> _Extract_
***

Ask HN: Is this fair compensation for Lead Developer at a start-up? - abrichr

The company was founded by a friend of mine who is very passionate and driven, and has been working at it for ~5 years. They have approximately twenty employees working on content, all of whom are compensated through shares. They have significant traffic to their website, and are looking to have it redesigned from scratch. So far they don't have any revenue, but have recently secured investment on the condition of a working prototype.<p>I have an undergraduate degree in software engineering, and am currently working towards my master's. I have 5+ years of experience in building web applications. I will be the first real software engineer that they've had, since they've outsourced all of their development work so far.<p>My friend, the CEO, has offered me a trial run of three weeks, after which point we'll proceed based on the quality of my work. He said he'll offer around 5%/year, but it could be more or less, depending on the quality.<p>My question is: is this fair? Seeing as the product is a web application, I know that the actual execution is the key to whether the company fails or succeeds, and I feel like 5%/year isn't really reflective of that. On the other hand, I realize there's a lot more to running a company, such as finding the right people and building a reputation, and he's been at it for years.<p>From his perspective, I will just be another employee. From my perspective, it'll essentially be my job to make this thing work.<p>What does HN think? Any input would be appreciated :)
======
geebee
I've been in a similar situation before.

I joined a startup that had limped along for years just as it was launching a
new product. I slowly realized that this new product _was_ the company.
Everything else was water under the bridge.

However, the company (and certainly its investors) didn't see it that way.
They'd invested a lot of time and money. To them, the idea that I would have
as much stock as someone who had been there for 7 years seemed unfair.

The company badly needed new funding, and it all fell apart for this very
reason. Someone offered to put in a lot of dough. The existing investors and
stockholders figured, ok, you're offering about 10% of what we've put into
this company, so you get 10%. Okay, 15%.

The investor figured, no, that's all water under the bridge. The money I
invest now is almost a brand new investment. I need way more than that. They
couldn't reach a deal and the startup folded.

You may be in a similar spot. Your buddy, and all his employees, figure
they've been at it for 5 years. But does that 5 years have any meaning, or is
it just dead weight?

***

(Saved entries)
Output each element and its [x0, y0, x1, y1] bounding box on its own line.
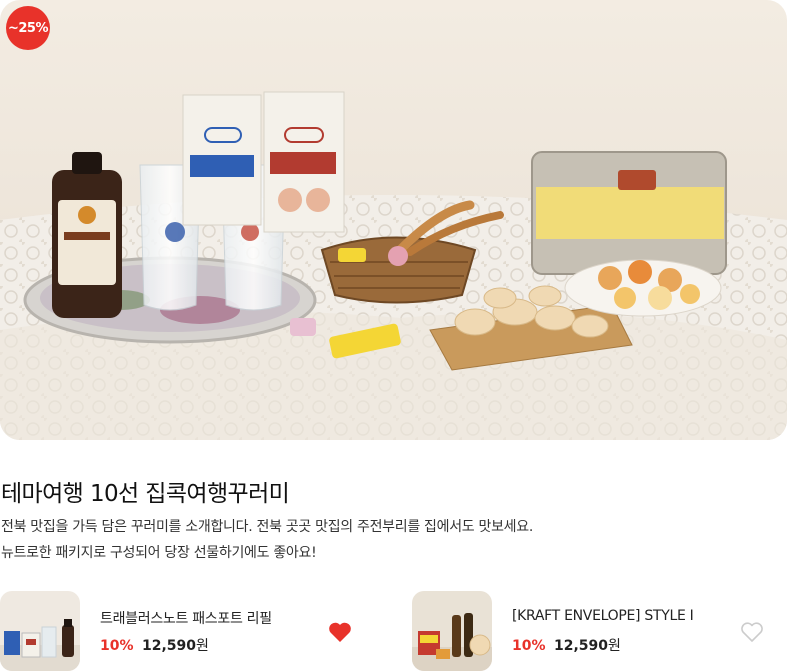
product-price-row: 10% 12,590원 [100, 635, 209, 655]
product-thumbnail[interactable] [412, 591, 492, 671]
product-price: 12,590 [553, 638, 608, 654]
product-name[interactable]: 트래블러스노트 패스포트 리필 [100, 608, 272, 628]
product-thumbnail[interactable] [0, 591, 80, 671]
description-line: 뉴트로한 패키지로 구성되어 당장 선물하기에도 좋아요! [1, 545, 317, 561]
product-card[interactable]: 트래블러스노트 패스포트 리필 10% 12,590원 [0, 591, 380, 671]
heart-icon[interactable] [328, 621, 352, 643]
heart-outline-icon[interactable] [740, 621, 764, 643]
discount-rate: 10% [100, 638, 134, 654]
hero-illustration [0, 91, 787, 440]
currency-unit: 원 [196, 638, 209, 654]
theme-description: 전북 맛집을 가득 담은 꾸러미를 소개합니다. 전북 곳곳 맛집의 주전부리를… [1, 514, 533, 566]
product-image [0, 591, 80, 671]
discount-rate: 10% [512, 638, 546, 654]
product-card[interactable]: [KRAFT ENVELOPE] STYLE I 10% 12,590원 [412, 591, 787, 671]
theme-title: 테마여행 10선 집콕여행꾸러미 [1, 481, 290, 507]
description-line: 전북 맛집을 가득 담은 꾸러미를 소개합니다. 전북 곳곳 맛집의 주전부리를… [1, 519, 533, 535]
product-price: 12,590 [141, 638, 196, 654]
discount-badge: ~25% [6, 6, 50, 50]
product-name[interactable]: [KRAFT ENVELOPE] STYLE I [512, 608, 694, 624]
product-image [412, 591, 492, 671]
product-price-row: 10% 12,590원 [512, 635, 621, 655]
currency-unit: 원 [608, 638, 621, 654]
hero-image[interactable]: ~25% [0, 0, 787, 440]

***

> _Tasks to perform_
1. From the compensation thread, copy the passage starting with "Everything else was" and going on through "years seemed unfair.".
2. Using the compensation thread, answer these:
(a) About how many employees work on content at the friend's company?
(b) How long is the trial run the CEO offered?
(c) In the reply, what share did the existing investors and stockholders first say the new investor would get?

> _Outputs for the tasks_
1.
Everything else was water under the bridge.

However, the company (and certainly its investors) didn't see it that way.
They'd invested a lot of time and money. To them, the idea that I would have
as much stock as someone who had been there for 7 years seemed unfair.

2.
(a) Approximately twenty.
(b) Three weeks.
(c) 10%.